### Set problem
Write out all the lines again, precisely as they stand, but without the images.

### Records to process
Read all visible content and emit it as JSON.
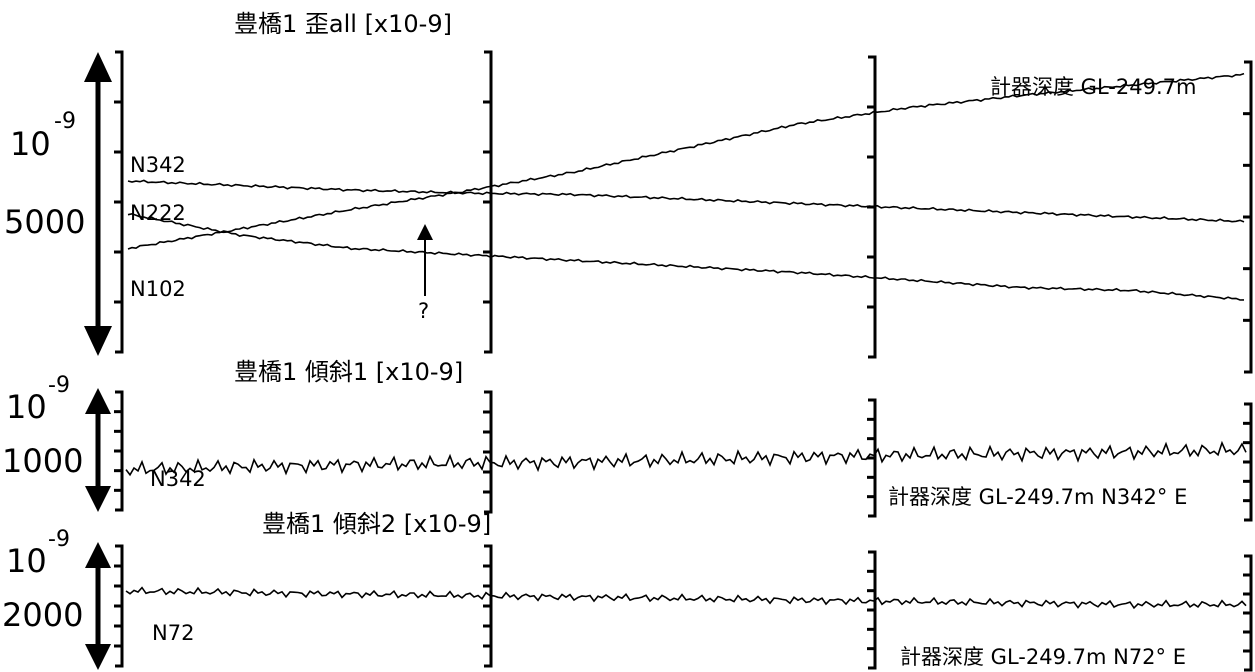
{
  "chart_data": [
    {
      "type": "line",
      "title": "豊橋1 歪all [x10-9]",
      "scale_unit": "10",
      "scale_exp": "-9",
      "scale_value": "5000",
      "depth_label": "計器深度 GL-249.7m",
      "annotation": "?",
      "x": [
        0,
        1,
        2,
        3,
        4,
        5,
        6,
        7,
        8,
        9,
        10
      ],
      "ylim": [
        0,
        10000
      ],
      "series": [
        {
          "name": "N342",
          "values": [
            5700,
            5550,
            5400,
            5300,
            5250,
            5100,
            4950,
            4800,
            4650,
            4500,
            4350
          ]
        },
        {
          "name": "N222",
          "values": [
            4600,
            3900,
            3450,
            3250,
            3050,
            2850,
            2650,
            2400,
            2150,
            2050,
            1750
          ]
        },
        {
          "name": "N102",
          "values": [
            3450,
            4100,
            4750,
            5350,
            6000,
            6800,
            7600,
            8150,
            8550,
            8900,
            9250
          ]
        }
      ]
    },
    {
      "type": "line",
      "title": "豊橋1 傾斜1 [x10-9]",
      "scale_unit": "10",
      "scale_exp": "-9",
      "scale_value": "1000",
      "depth_label": "計器深度 GL-249.7m N342° E",
      "x": [
        0,
        1,
        2,
        3,
        4,
        5,
        6,
        7,
        8,
        9,
        10
      ],
      "ylim": [
        0,
        2000
      ],
      "series": [
        {
          "name": "N342",
          "values": [
            720,
            760,
            790,
            810,
            830,
            860,
            900,
            930,
            950,
            970,
            1000
          ]
        }
      ]
    },
    {
      "type": "line",
      "title": "豊橋1 傾斜2 [x10-9]",
      "scale_unit": "10",
      "scale_exp": "-9",
      "scale_value": "2000",
      "depth_label": "計器深度 GL-249.7m N72° E",
      "x": [
        0,
        1,
        2,
        3,
        4,
        5,
        6,
        7,
        8,
        9,
        10
      ],
      "ylim": [
        0,
        4000
      ],
      "series": [
        {
          "name": "N72",
          "values": [
            2300,
            2250,
            2200,
            2150,
            2100,
            2050,
            2000,
            1950,
            1900,
            1850,
            1850
          ]
        }
      ]
    }
  ]
}
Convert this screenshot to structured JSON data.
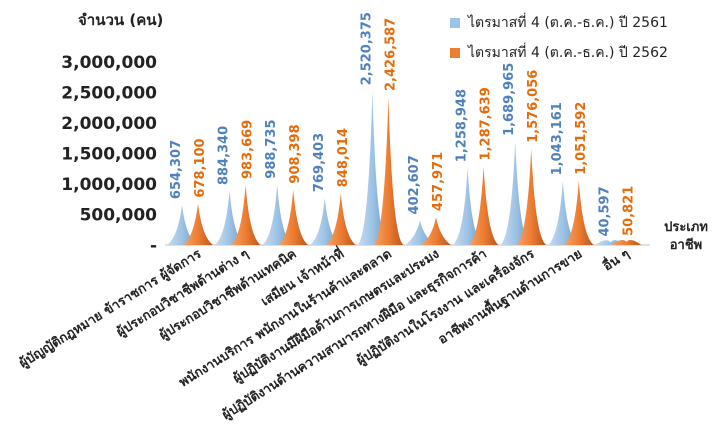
{
  "chart_data": {
    "type": "area",
    "ylabel": "จำนวน (คน)",
    "xlabel": "ประเภท อาชีพ",
    "ylim": [
      0,
      3000000
    ],
    "yticks": [
      "3,000,000",
      "2,500,000",
      "2,000,000",
      "1,500,000",
      "1,000,000",
      "500,000",
      "-"
    ],
    "categories": [
      "ผู้บัญญัติกฎหมาย ข้าราชการ ผู้จัดการ",
      "ผู้ประกอบวิชาชีพด้านต่าง ๆ",
      "ผู้ประกอบวิชาชีพด้านเทคนิค",
      "เสมียน เจ้าหน้าที่",
      "พนักงานบริการ พนักงานในร้านค้าและตลาด",
      "ผู้ปฏิบัติงานมีฝีมือด้านการเกษตรและประมง",
      "ผู้ปฏิบัติงานด้านความสามารถทางฝีมือ และธุรกิจการค้า",
      "ผู้ปฏิบัติงานในโรงงาน และเครื่องจักร",
      "อาชีพงานพื้นฐานด้านการขาย",
      "อื่น ๆ"
    ],
    "series": [
      {
        "name": "ไตรมาสที่ 4 (ต.ค.-ธ.ค.) ปี 2561",
        "color": "#9dc3e6",
        "values": [
          654307,
          884340,
          988735,
          769403,
          2520375,
          402607,
          1258948,
          1689965,
          1043161,
          40597
        ],
        "labels": [
          "654,307",
          "884,340",
          "988,735",
          "769,403",
          "2,520,375",
          "402,607",
          "1,258,948",
          "1,689,965",
          "1,043,161",
          "40,597"
        ]
      },
      {
        "name": "ไตรมาสที่ 4 (ต.ค.-ธ.ค.) ปี 2562",
        "color": "#ed7d31",
        "values": [
          678100,
          983669,
          908398,
          848014,
          2426587,
          457971,
          1287639,
          1576056,
          1051592,
          50821
        ],
        "labels": [
          "678,100",
          "983,669",
          "908,398",
          "848,014",
          "2,426,587",
          "457,971",
          "1,287,639",
          "1,576,056",
          "1,051,592",
          "50,821"
        ]
      }
    ],
    "legend": "top-right"
  }
}
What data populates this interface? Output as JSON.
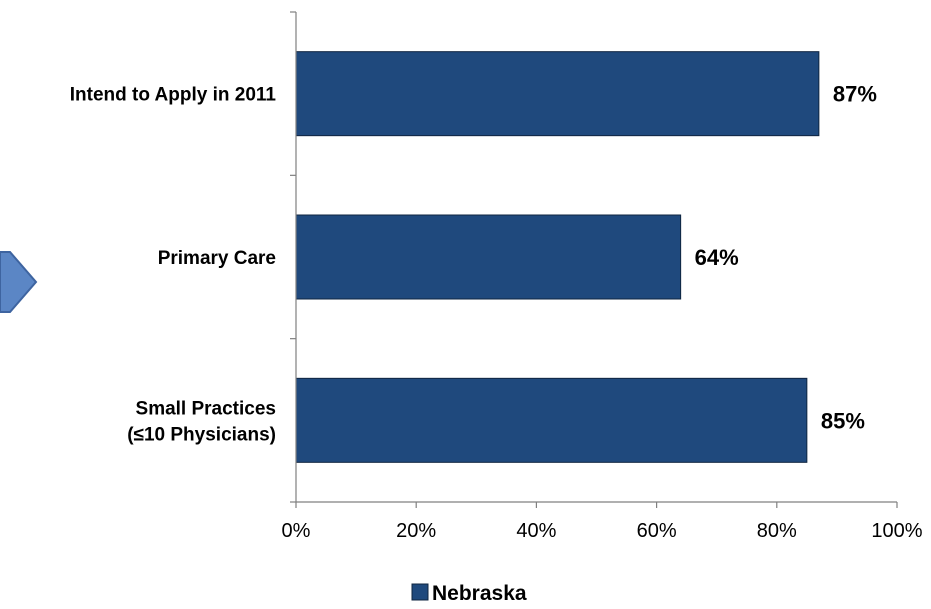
{
  "chart_data": {
    "type": "bar",
    "orientation": "horizontal",
    "categories": [
      [
        "Intend to Apply in 2011"
      ],
      [
        "Primary Care"
      ],
      [
        "Small Practices",
        "(≤10 Physicians)"
      ]
    ],
    "series": [
      {
        "name": "Nebraska",
        "values": [
          87,
          64,
          85
        ],
        "labels": [
          "87%",
          "64%",
          "85%"
        ],
        "color": "#1F497D"
      }
    ],
    "xlim": [
      0,
      100
    ],
    "xticks": [
      0,
      20,
      40,
      60,
      80,
      100
    ],
    "xtick_labels": [
      "0%",
      "20%",
      "40%",
      "60%",
      "80%",
      "100%"
    ],
    "grid": false,
    "legend_position": "bottom"
  },
  "colors": {
    "bar": "#1F497D",
    "bar_border": "#0F2540",
    "axis": "#808080",
    "arrow_fill": "#5B86C5",
    "arrow_stroke": "#3E64A0"
  },
  "decorations": {
    "arrow_icon": "chevron-arrow-right"
  }
}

### Result of this exercise
Read all visible content and emit it as JSON.
{
  "chart_data": [
    {
      "type": "line",
      "title": "豊橋1 歪all [x10-9]",
      "scale_unit": "10",
      "scale_exp": "-9",
      "scale_value": "5000",
      "depth_label": "計器深度 GL-249.7m",
      "annotation": "?",
      "x": [
        0,
        1,
        2,
        3,
        4,
        5,
        6,
        7,
        8,
        9,
        10
      ],
      "ylim": [
        0,
        10000
      ],
      "series": [
        {
          "name": "N342",
          "values": [
            5700,
            5550,
            5400,
            5300,
            5250,
            5100,
            4950,
            4800,
            4650,
            4500,
            4350
          ]
        },
        {
          "name": "N222",
          "values": [
            4600,
            3900,
            3450,
            3250,
            3050,
            2850,
            2650,
            2400,
            2150,
            2050,
            1750
          ]
        },
        {
          "name": "N102",
          "values": [
            3450,
            4100,
            4750,
            5350,
            6000,
            6800,
            7600,
            8150,
            8550,
            8900,
            9250
          ]
        }
      ]
    },
    {
      "type": "line",
      "title": "豊橋1 傾斜1 [x10-9]",
      "scale_unit": "10",
      "scale_exp": "-9",
      "scale_value": "1000",
      "depth_label": "計器深度 GL-249.7m N342° E",
      "x": [
        0,
        1,
        2,
        3,
        4,
        5,
        6,
        7,
        8,
        9,
        10
      ],
      "ylim": [
        0,
        2000
      ],
      "series": [
        {
          "name": "N342",
          "values": [
            720,
            760,
            790,
            810,
            830,
            860,
            900,
            930,
            950,
            970,
            1000
          ]
        }
      ]
    },
    {
      "type": "line",
      "title": "豊橋1 傾斜2 [x10-9]",
      "scale_unit": "10",
      "scale_exp": "-9",
      "scale_value": "2000",
      "depth_label": "計器深度 GL-249.7m N72° E",
      "x": [
        0,
        1,
        2,
        3,
        4,
        5,
        6,
        7,
        8,
        9,
        10
      ],
      "ylim": [
        0,
        4000
      ],
      "series": [
        {
          "name": "N72",
          "values": [
            2300,
            2250,
            2200,
            2150,
            2100,
            2050,
            2000,
            1950,
            1900,
            1850,
            1850
          ]
        }
      ]
    }
  ]
}
Convert this screenshot to structured JSON data.
{
  "chart_data": {
    "type": "area",
    "ylabel": "จำนวน (คน)",
    "xlabel": "ประเภท อาชีพ",
    "ylim": [
      0,
      3000000
    ],
    "yticks": [
      "3,000,000",
      "2,500,000",
      "2,000,000",
      "1,500,000",
      "1,000,000",
      "500,000",
      "-"
    ],
    "categories": [
      "ผู้บัญญัติกฎหมาย ข้าราชการ ผู้จัดการ",
      "ผู้ประกอบวิชาชีพด้านต่าง ๆ",
      "ผู้ประกอบวิชาชีพด้านเทคนิค",
      "เสมียน เจ้าหน้าที่",
      "พนักงานบริการ พนักงานในร้านค้าและตลาด",
      "ผู้ปฏิบัติงานมีฝีมือด้านการเกษตรและประมง",
      "ผู้ปฏิบัติงานด้านความสามารถทางฝีมือ และธุรกิจการค้า",
      "ผู้ปฏิบัติงานในโรงงาน และเครื่องจักร",
      "อาชีพงานพื้นฐานด้านการขาย",
      "อื่น ๆ"
    ],
    "series": [
      {
        "name": "ไตรมาสที่ 4 (ต.ค.-ธ.ค.) ปี 2561",
        "color": "#9dc3e6",
        "values": [
          654307,
          884340,
          988735,
          769403,
          2520375,
          402607,
          1258948,
          1689965,
          1043161,
          40597
        ],
        "labels": [
          "654,307",
          "884,340",
          "988,735",
          "769,403",
          "2,520,375",
          "402,607",
          "1,258,948",
          "1,689,965",
          "1,043,161",
          "40,597"
        ]
      },
      {
        "name": "ไตรมาสที่ 4 (ต.ค.-ธ.ค.) ปี 2562",
        "color": "#ed7d31",
        "values": [
          678100,
          983669,
          908398,
          848014,
          2426587,
          457971,
          1287639,
          1576056,
          1051592,
          50821
        ],
        "labels": [
          "678,100",
          "983,669",
          "908,398",
          "848,014",
          "2,426,587",
          "457,971",
          "1,287,639",
          "1,576,056",
          "1,051,592",
          "50,821"
        ]
      }
    ],
    "legend": "top-right"
  }
}
What data populates this interface? Output as JSON.
{
  "chart_data": {
    "type": "bar",
    "orientation": "horizontal",
    "categories": [
      [
        "Intend to Apply in 2011"
      ],
      [
        "Primary Care"
      ],
      [
        "Small Practices",
        "(≤10 Physicians)"
      ]
    ],
    "series": [
      {
        "name": "Nebraska",
        "values": [
          87,
          64,
          85
        ],
        "labels": [
          "87%",
          "64%",
          "85%"
        ],
        "color": "#1F497D"
      }
    ],
    "xlim": [
      0,
      100
    ],
    "xticks": [
      0,
      20,
      40,
      60,
      80,
      100
    ],
    "xtick_labels": [
      "0%",
      "20%",
      "40%",
      "60%",
      "80%",
      "100%"
    ],
    "grid": false,
    "legend_position": "bottom"
  },
  "colors": {
    "bar": "#1F497D",
    "bar_border": "#0F2540",
    "axis": "#808080",
    "arrow_fill": "#5B86C5",
    "arrow_stroke": "#3E64A0"
  },
  "decorations": {
    "arrow_icon": "chevron-arrow-right"
  }
}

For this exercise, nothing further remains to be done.